# Task input
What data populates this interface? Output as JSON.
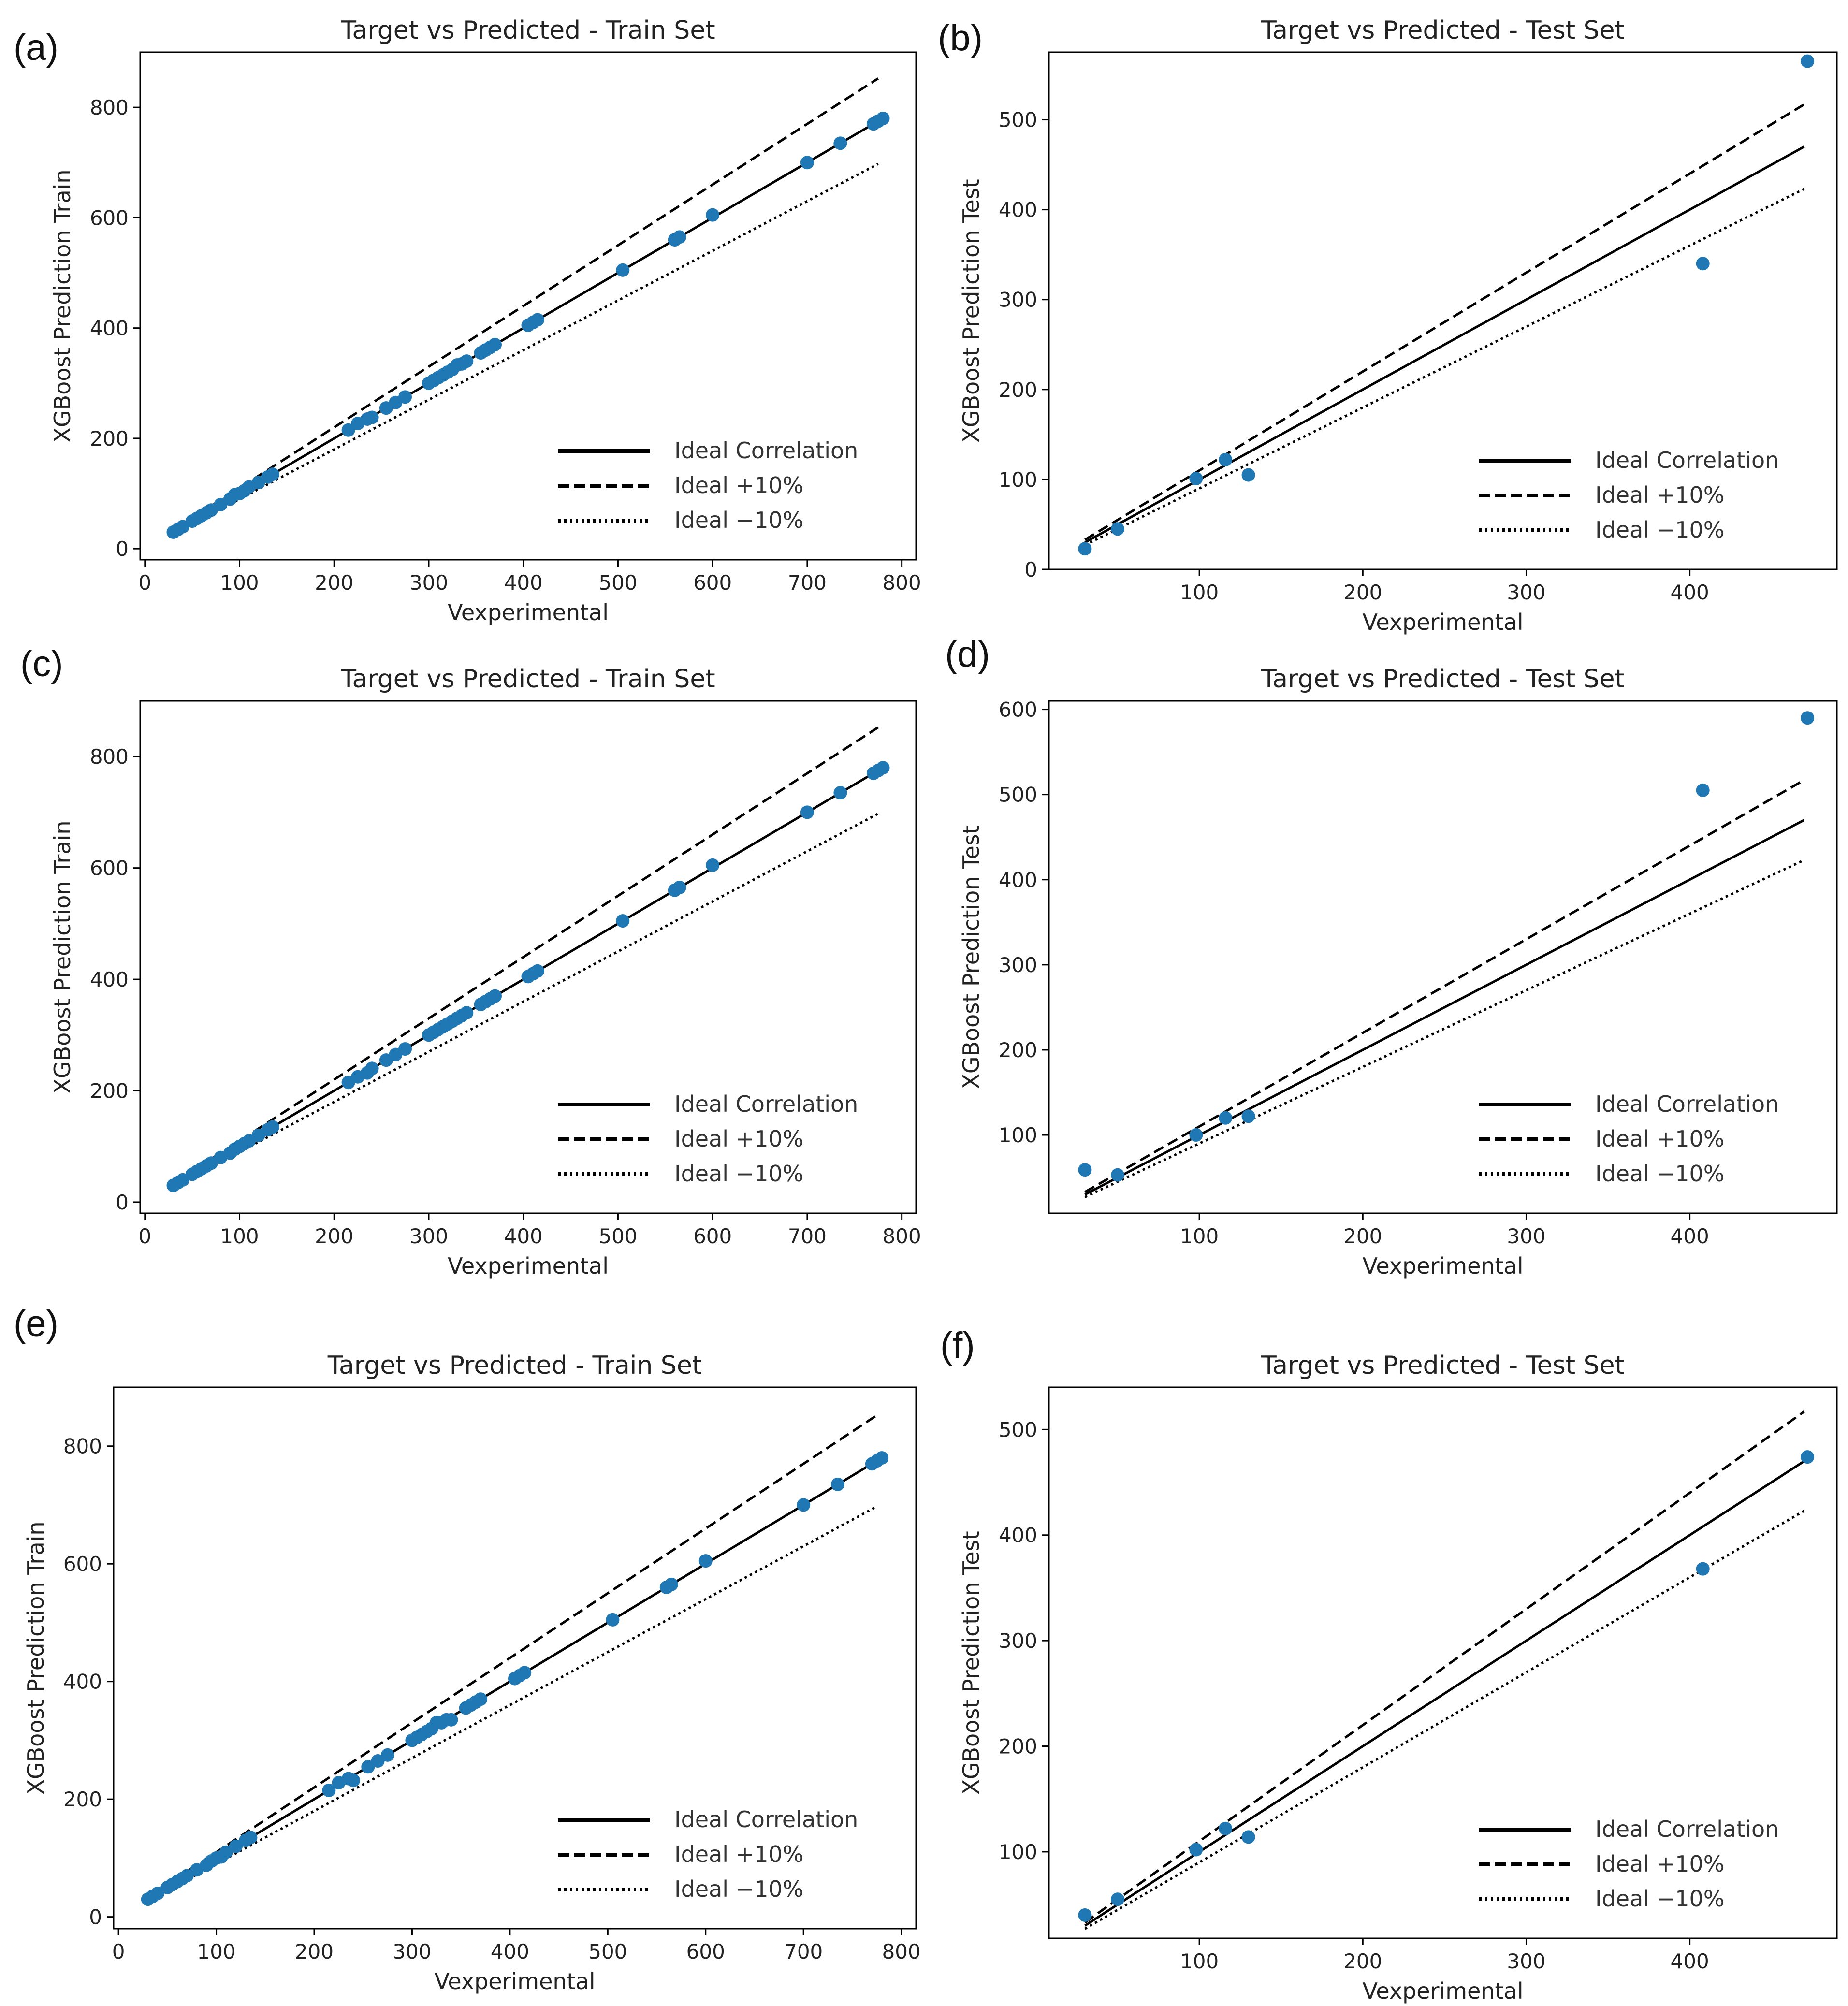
{
  "figure": {
    "panel_labels": [
      "(a)",
      "(b)",
      "(c)",
      "(d)",
      "(e)",
      "(f)"
    ]
  },
  "colors": {
    "points": "#1f77b4",
    "lines": "#000000",
    "axes": "#000000",
    "text": "#222222"
  },
  "chart_data": [
    {
      "panel": "(a)",
      "type": "scatter",
      "title": "Target vs Predicted - Train Set",
      "xlabel": "Vexperimental",
      "ylabel": "XGBoost Prediction Train",
      "xlim": [
        -5,
        815
      ],
      "ylim": [
        -20,
        900
      ],
      "xticks": [
        0,
        100,
        200,
        300,
        400,
        500,
        600,
        700,
        800
      ],
      "yticks": [
        0,
        200,
        400,
        600,
        800
      ],
      "line_range": [
        30,
        775
      ],
      "legend": {
        "entries": [
          "Ideal Correlation",
          "Ideal +10%",
          "Ideal −10%"
        ],
        "position": "lower-right"
      },
      "series": [
        {
          "name": "Train",
          "x": [
            30,
            35,
            40,
            50,
            55,
            60,
            65,
            70,
            80,
            90,
            95,
            100,
            105,
            110,
            120,
            130,
            135,
            215,
            225,
            235,
            240,
            255,
            265,
            275,
            300,
            305,
            310,
            315,
            320,
            325,
            330,
            335,
            340,
            355,
            360,
            365,
            370,
            405,
            410,
            415,
            505,
            560,
            565,
            600,
            700,
            735,
            770,
            775,
            780
          ],
          "y": [
            30,
            35,
            40,
            50,
            55,
            60,
            65,
            70,
            80,
            90,
            98,
            100,
            105,
            112,
            120,
            130,
            135,
            215,
            227,
            235,
            238,
            255,
            265,
            275,
            300,
            305,
            310,
            315,
            320,
            325,
            333,
            335,
            340,
            355,
            360,
            365,
            370,
            405,
            410,
            415,
            505,
            560,
            565,
            605,
            700,
            735,
            770,
            775,
            780
          ]
        }
      ]
    },
    {
      "panel": "(b)",
      "type": "scatter",
      "title": "Target vs Predicted - Test Set",
      "xlabel": "Vexperimental",
      "ylabel": "XGBoost Prediction Test",
      "xlim": [
        8,
        490
      ],
      "ylim": [
        0,
        575
      ],
      "xticks": [
        100,
        200,
        300,
        400
      ],
      "yticks": [
        0,
        100,
        200,
        300,
        400,
        500
      ],
      "line_range": [
        30,
        470
      ],
      "legend": {
        "entries": [
          "Ideal Correlation",
          "Ideal +10%",
          "Ideal −10%"
        ],
        "position": "lower-right"
      },
      "series": [
        {
          "name": "Test",
          "x": [
            30,
            50,
            98,
            116,
            130,
            408,
            472
          ],
          "y": [
            23,
            45,
            101,
            122,
            105,
            340,
            565
          ]
        }
      ]
    },
    {
      "panel": "(c)",
      "type": "scatter",
      "title": "Target vs Predicted - Train Set",
      "xlabel": "Vexperimental",
      "ylabel": "XGBoost Prediction Train",
      "xlim": [
        -5,
        815
      ],
      "ylim": [
        -20,
        900
      ],
      "xticks": [
        0,
        100,
        200,
        300,
        400,
        500,
        600,
        700,
        800
      ],
      "yticks": [
        0,
        200,
        400,
        600,
        800
      ],
      "line_range": [
        30,
        775
      ],
      "legend": {
        "entries": [
          "Ideal Correlation",
          "Ideal +10%",
          "Ideal −10%"
        ],
        "position": "lower-right"
      },
      "series": [
        {
          "name": "Train",
          "x": [
            30,
            35,
            40,
            50,
            55,
            60,
            65,
            70,
            80,
            90,
            95,
            100,
            105,
            110,
            120,
            130,
            135,
            215,
            225,
            235,
            240,
            255,
            265,
            275,
            300,
            305,
            310,
            315,
            320,
            325,
            330,
            335,
            340,
            355,
            360,
            365,
            370,
            405,
            410,
            415,
            505,
            560,
            565,
            600,
            700,
            735,
            770,
            775,
            780
          ],
          "y": [
            30,
            35,
            40,
            50,
            55,
            60,
            65,
            70,
            80,
            88,
            95,
            100,
            105,
            110,
            120,
            130,
            135,
            215,
            225,
            232,
            240,
            255,
            265,
            275,
            300,
            305,
            310,
            315,
            320,
            325,
            330,
            335,
            340,
            355,
            360,
            365,
            370,
            405,
            410,
            415,
            505,
            560,
            565,
            605,
            700,
            735,
            770,
            775,
            780
          ]
        }
      ]
    },
    {
      "panel": "(d)",
      "type": "scatter",
      "title": "Target vs Predicted - Test Set",
      "xlabel": "Vexperimental",
      "ylabel": "XGBoost Prediction Test",
      "xlim": [
        8,
        490
      ],
      "ylim": [
        8,
        610
      ],
      "xticks": [
        100,
        200,
        300,
        400
      ],
      "yticks": [
        100,
        200,
        300,
        400,
        500,
        600
      ],
      "line_range": [
        30,
        470
      ],
      "legend": {
        "entries": [
          "Ideal Correlation",
          "Ideal +10%",
          "Ideal −10%"
        ],
        "position": "lower-right"
      },
      "series": [
        {
          "name": "Test",
          "x": [
            30,
            50,
            98,
            116,
            130,
            408,
            472
          ],
          "y": [
            59,
            53,
            100,
            120,
            122,
            505,
            590
          ]
        }
      ]
    },
    {
      "panel": "(e)",
      "type": "scatter",
      "title": "Target vs Predicted - Train Set",
      "xlabel": "Vexperimental",
      "ylabel": "XGBoost Prediction Train",
      "xlim": [
        -5,
        815
      ],
      "ylim": [
        -20,
        900
      ],
      "xticks": [
        0,
        100,
        200,
        300,
        400,
        500,
        600,
        700,
        800
      ],
      "yticks": [
        0,
        200,
        400,
        600,
        800
      ],
      "line_range": [
        30,
        775
      ],
      "legend": {
        "entries": [
          "Ideal Correlation",
          "Ideal +10%",
          "Ideal −10%"
        ],
        "position": "lower-right"
      },
      "series": [
        {
          "name": "Train",
          "x": [
            30,
            35,
            40,
            50,
            55,
            60,
            65,
            70,
            80,
            90,
            95,
            100,
            105,
            110,
            120,
            130,
            135,
            215,
            225,
            235,
            240,
            255,
            265,
            275,
            300,
            305,
            310,
            315,
            320,
            325,
            330,
            335,
            340,
            355,
            360,
            365,
            370,
            405,
            410,
            415,
            505,
            560,
            565,
            600,
            700,
            735,
            770,
            775,
            780
          ],
          "y": [
            30,
            35,
            40,
            50,
            55,
            60,
            65,
            70,
            80,
            88,
            95,
            100,
            102,
            110,
            120,
            130,
            135,
            215,
            228,
            235,
            232,
            255,
            265,
            275,
            300,
            305,
            310,
            315,
            320,
            330,
            330,
            335,
            335,
            355,
            360,
            365,
            370,
            405,
            410,
            415,
            505,
            560,
            565,
            605,
            700,
            735,
            770,
            775,
            780
          ]
        }
      ]
    },
    {
      "panel": "(f)",
      "type": "scatter",
      "title": "Target vs Predicted - Test Set",
      "xlabel": "Vexperimental",
      "ylabel": "XGBoost Prediction Test",
      "xlim": [
        8,
        490
      ],
      "ylim": [
        18,
        540
      ],
      "xticks": [
        100,
        200,
        300,
        400
      ],
      "yticks": [
        100,
        200,
        300,
        400,
        500
      ],
      "line_range": [
        30,
        470
      ],
      "legend": {
        "entries": [
          "Ideal Correlation",
          "Ideal +10%",
          "Ideal −10%"
        ],
        "position": "lower-right"
      },
      "series": [
        {
          "name": "Test",
          "x": [
            30,
            50,
            98,
            116,
            130,
            408,
            472
          ],
          "y": [
            40,
            55,
            102,
            122,
            114,
            368,
            474
          ]
        }
      ]
    }
  ]
}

# Written exercise
Copy the whole of the material above exactly, but not its images.

# Exercise output
What data populates this interface? Output as JSON.
{
  "figure": {
    "panel_labels": [
      "(a)",
      "(b)",
      "(c)",
      "(d)",
      "(e)",
      "(f)"
    ]
  },
  "colors": {
    "points": "#1f77b4",
    "lines": "#000000",
    "axes": "#000000",
    "text": "#222222"
  },
  "chart_data": [
    {
      "panel": "(a)",
      "type": "scatter",
      "title": "Target vs Predicted - Train Set",
      "xlabel": "Vexperimental",
      "ylabel": "XGBoost Prediction Train",
      "xlim": [
        -5,
        815
      ],
      "ylim": [
        -20,
        900
      ],
      "xticks": [
        0,
        100,
        200,
        300,
        400,
        500,
        600,
        700,
        800
      ],
      "yticks": [
        0,
        200,
        400,
        600,
        800
      ],
      "line_range": [
        30,
        775
      ],
      "legend": {
        "entries": [
          "Ideal Correlation",
          "Ideal +10%",
          "Ideal −10%"
        ],
        "position": "lower-right"
      },
      "series": [
        {
          "name": "Train",
          "x": [
            30,
            35,
            40,
            50,
            55,
            60,
            65,
            70,
            80,
            90,
            95,
            100,
            105,
            110,
            120,
            130,
            135,
            215,
            225,
            235,
            240,
            255,
            265,
            275,
            300,
            305,
            310,
            315,
            320,
            325,
            330,
            335,
            340,
            355,
            360,
            365,
            370,
            405,
            410,
            415,
            505,
            560,
            565,
            600,
            700,
            735,
            770,
            775,
            780
          ],
          "y": [
            30,
            35,
            40,
            50,
            55,
            60,
            65,
            70,
            80,
            90,
            98,
            100,
            105,
            112,
            120,
            130,
            135,
            215,
            227,
            235,
            238,
            255,
            265,
            275,
            300,
            305,
            310,
            315,
            320,
            325,
            333,
            335,
            340,
            355,
            360,
            365,
            370,
            405,
            410,
            415,
            505,
            560,
            565,
            605,
            700,
            735,
            770,
            775,
            780
          ]
        }
      ]
    },
    {
      "panel": "(b)",
      "type": "scatter",
      "title": "Target vs Predicted - Test Set",
      "xlabel": "Vexperimental",
      "ylabel": "XGBoost Prediction Test",
      "xlim": [
        8,
        490
      ],
      "ylim": [
        0,
        575
      ],
      "xticks": [
        100,
        200,
        300,
        400
      ],
      "yticks": [
        0,
        100,
        200,
        300,
        400,
        500
      ],
      "line_range": [
        30,
        470
      ],
      "legend": {
        "entries": [
          "Ideal Correlation",
          "Ideal +10%",
          "Ideal −10%"
        ],
        "position": "lower-right"
      },
      "series": [
        {
          "name": "Test",
          "x": [
            30,
            50,
            98,
            116,
            130,
            408,
            472
          ],
          "y": [
            23,
            45,
            101,
            122,
            105,
            340,
            565
          ]
        }
      ]
    },
    {
      "panel": "(c)",
      "type": "scatter",
      "title": "Target vs Predicted - Train Set",
      "xlabel": "Vexperimental",
      "ylabel": "XGBoost Prediction Train",
      "xlim": [
        -5,
        815
      ],
      "ylim": [
        -20,
        900
      ],
      "xticks": [
        0,
        100,
        200,
        300,
        400,
        500,
        600,
        700,
        800
      ],
      "yticks": [
        0,
        200,
        400,
        600,
        800
      ],
      "line_range": [
        30,
        775
      ],
      "legend": {
        "entries": [
          "Ideal Correlation",
          "Ideal +10%",
          "Ideal −10%"
        ],
        "position": "lower-right"
      },
      "series": [
        {
          "name": "Train",
          "x": [
            30,
            35,
            40,
            50,
            55,
            60,
            65,
            70,
            80,
            90,
            95,
            100,
            105,
            110,
            120,
            130,
            135,
            215,
            225,
            235,
            240,
            255,
            265,
            275,
            300,
            305,
            310,
            315,
            320,
            325,
            330,
            335,
            340,
            355,
            360,
            365,
            370,
            405,
            410,
            415,
            505,
            560,
            565,
            600,
            700,
            735,
            770,
            775,
            780
          ],
          "y": [
            30,
            35,
            40,
            50,
            55,
            60,
            65,
            70,
            80,
            88,
            95,
            100,
            105,
            110,
            120,
            130,
            135,
            215,
            225,
            232,
            240,
            255,
            265,
            275,
            300,
            305,
            310,
            315,
            320,
            325,
            330,
            335,
            340,
            355,
            360,
            365,
            370,
            405,
            410,
            415,
            505,
            560,
            565,
            605,
            700,
            735,
            770,
            775,
            780
          ]
        }
      ]
    },
    {
      "panel": "(d)",
      "type": "scatter",
      "title": "Target vs Predicted - Test Set",
      "xlabel": "Vexperimental",
      "ylabel": "XGBoost Prediction Test",
      "xlim": [
        8,
        490
      ],
      "ylim": [
        8,
        610
      ],
      "xticks": [
        100,
        200,
        300,
        400
      ],
      "yticks": [
        100,
        200,
        300,
        400,
        500,
        600
      ],
      "line_range": [
        30,
        470
      ],
      "legend": {
        "entries": [
          "Ideal Correlation",
          "Ideal +10%",
          "Ideal −10%"
        ],
        "position": "lower-right"
      },
      "series": [
        {
          "name": "Test",
          "x": [
            30,
            50,
            98,
            116,
            130,
            408,
            472
          ],
          "y": [
            59,
            53,
            100,
            120,
            122,
            505,
            590
          ]
        }
      ]
    },
    {
      "panel": "(e)",
      "type": "scatter",
      "title": "Target vs Predicted - Train Set",
      "xlabel": "Vexperimental",
      "ylabel": "XGBoost Prediction Train",
      "xlim": [
        -5,
        815
      ],
      "ylim": [
        -20,
        900
      ],
      "xticks": [
        0,
        100,
        200,
        300,
        400,
        500,
        600,
        700,
        800
      ],
      "yticks": [
        0,
        200,
        400,
        600,
        800
      ],
      "line_range": [
        30,
        775
      ],
      "legend": {
        "entries": [
          "Ideal Correlation",
          "Ideal +10%",
          "Ideal −10%"
        ],
        "position": "lower-right"
      },
      "series": [
        {
          "name": "Train",
          "x": [
            30,
            35,
            40,
            50,
            55,
            60,
            65,
            70,
            80,
            90,
            95,
            100,
            105,
            110,
            120,
            130,
            135,
            215,
            225,
            235,
            240,
            255,
            265,
            275,
            300,
            305,
            310,
            315,
            320,
            325,
            330,
            335,
            340,
            355,
            360,
            365,
            370,
            405,
            410,
            415,
            505,
            560,
            565,
            600,
            700,
            735,
            770,
            775,
            780
          ],
          "y": [
            30,
            35,
            40,
            50,
            55,
            60,
            65,
            70,
            80,
            88,
            95,
            100,
            102,
            110,
            120,
            130,
            135,
            215,
            228,
            235,
            232,
            255,
            265,
            275,
            300,
            305,
            310,
            315,
            320,
            330,
            330,
            335,
            335,
            355,
            360,
            365,
            370,
            405,
            410,
            415,
            505,
            560,
            565,
            605,
            700,
            735,
            770,
            775,
            780
          ]
        }
      ]
    },
    {
      "panel": "(f)",
      "type": "scatter",
      "title": "Target vs Predicted - Test Set",
      "xlabel": "Vexperimental",
      "ylabel": "XGBoost Prediction Test",
      "xlim": [
        8,
        490
      ],
      "ylim": [
        18,
        540
      ],
      "xticks": [
        100,
        200,
        300,
        400
      ],
      "yticks": [
        100,
        200,
        300,
        400,
        500
      ],
      "line_range": [
        30,
        470
      ],
      "legend": {
        "entries": [
          "Ideal Correlation",
          "Ideal +10%",
          "Ideal −10%"
        ],
        "position": "lower-right"
      },
      "series": [
        {
          "name": "Test",
          "x": [
            30,
            50,
            98,
            116,
            130,
            408,
            472
          ],
          "y": [
            40,
            55,
            102,
            122,
            114,
            368,
            474
          ]
        }
      ]
    }
  ]
}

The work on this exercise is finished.